[The problem]
Find each line holding "股权信托" and copy it out.

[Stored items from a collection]
-------

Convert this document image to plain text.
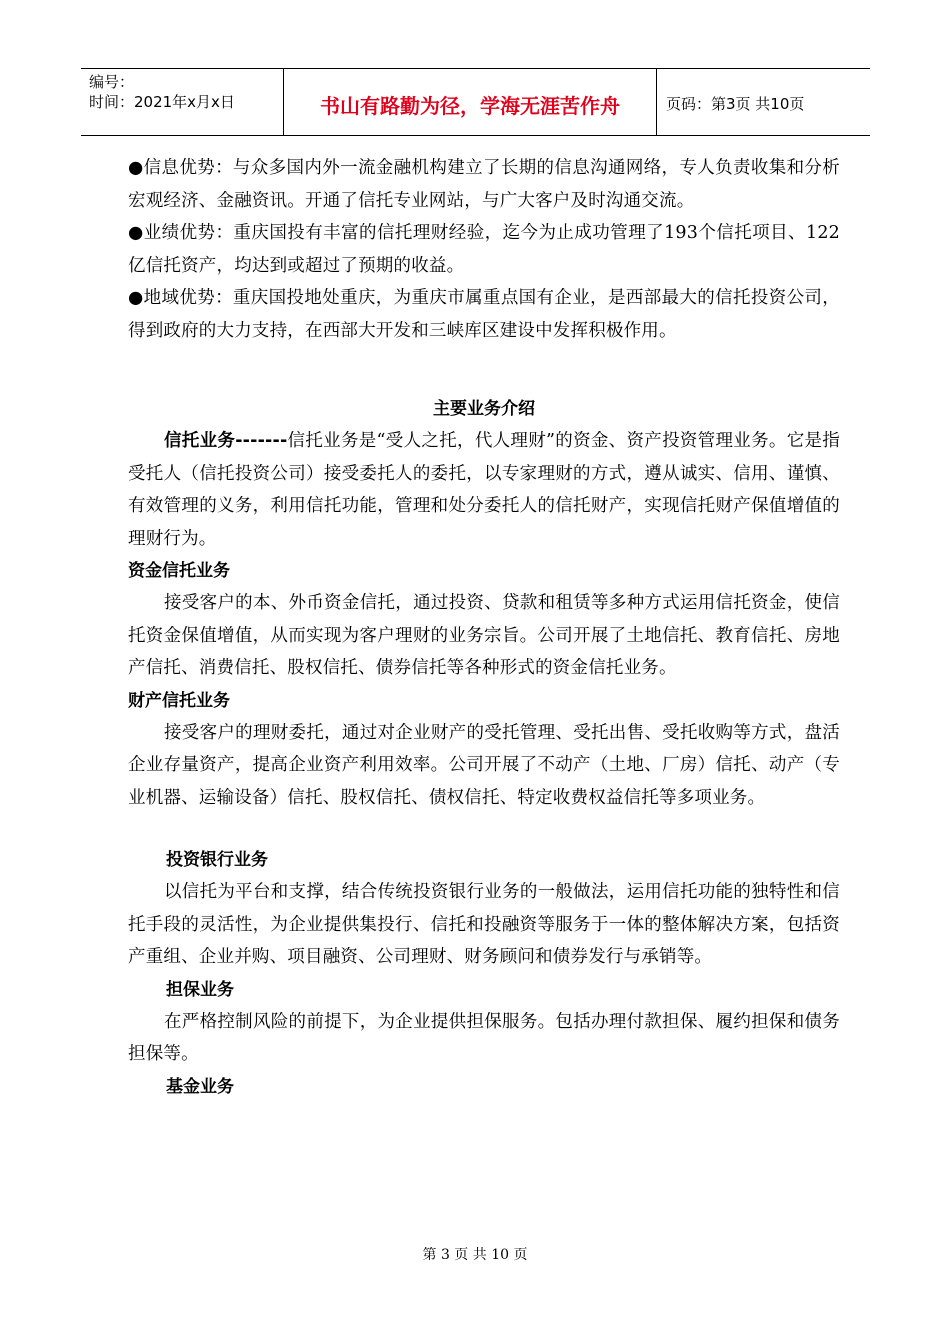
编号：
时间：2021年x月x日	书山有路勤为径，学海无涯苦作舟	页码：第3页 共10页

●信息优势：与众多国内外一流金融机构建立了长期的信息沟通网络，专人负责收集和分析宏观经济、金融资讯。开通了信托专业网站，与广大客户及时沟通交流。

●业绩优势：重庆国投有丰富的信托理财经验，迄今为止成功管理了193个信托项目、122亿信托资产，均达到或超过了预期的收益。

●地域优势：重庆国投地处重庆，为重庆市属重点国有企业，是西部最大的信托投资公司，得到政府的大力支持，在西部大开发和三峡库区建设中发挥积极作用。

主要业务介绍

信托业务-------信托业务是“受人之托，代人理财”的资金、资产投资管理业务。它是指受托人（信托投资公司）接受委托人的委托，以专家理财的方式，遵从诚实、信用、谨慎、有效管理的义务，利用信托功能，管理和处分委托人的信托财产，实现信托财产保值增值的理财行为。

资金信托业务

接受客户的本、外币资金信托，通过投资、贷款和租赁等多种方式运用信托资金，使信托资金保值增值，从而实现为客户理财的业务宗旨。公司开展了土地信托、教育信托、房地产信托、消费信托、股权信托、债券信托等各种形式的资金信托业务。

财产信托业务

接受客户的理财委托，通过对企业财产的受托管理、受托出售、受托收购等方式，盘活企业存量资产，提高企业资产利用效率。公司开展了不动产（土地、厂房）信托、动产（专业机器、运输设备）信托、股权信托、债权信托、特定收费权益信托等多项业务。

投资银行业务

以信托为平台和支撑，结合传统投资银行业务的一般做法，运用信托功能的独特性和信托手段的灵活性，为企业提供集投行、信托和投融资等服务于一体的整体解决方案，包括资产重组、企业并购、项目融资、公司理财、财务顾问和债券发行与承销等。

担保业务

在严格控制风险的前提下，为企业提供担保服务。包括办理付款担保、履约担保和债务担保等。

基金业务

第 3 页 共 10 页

-------

[Completed task]
接受客户的本、外币资金信托，通过投资、贷款和租赁等多种方式运用信托资金，使信托资金保值增值，从而实现为客户理财的业务宗旨。公司开展了土地信托、教育信托、房地产信托、消费信托、股权信托、债券信托等各种形式的资金信托业务。
接受客户的理财委托，通过对企业财产的受托管理、受托出售、受托收购等方式，盘活企业存量资产，提高企业资产利用效率。公司开展了不动产（土地、厂房）信托、动产（专业机器、运输设备）信托、股权信托、债权信托、特定收费权益信托等多项业务。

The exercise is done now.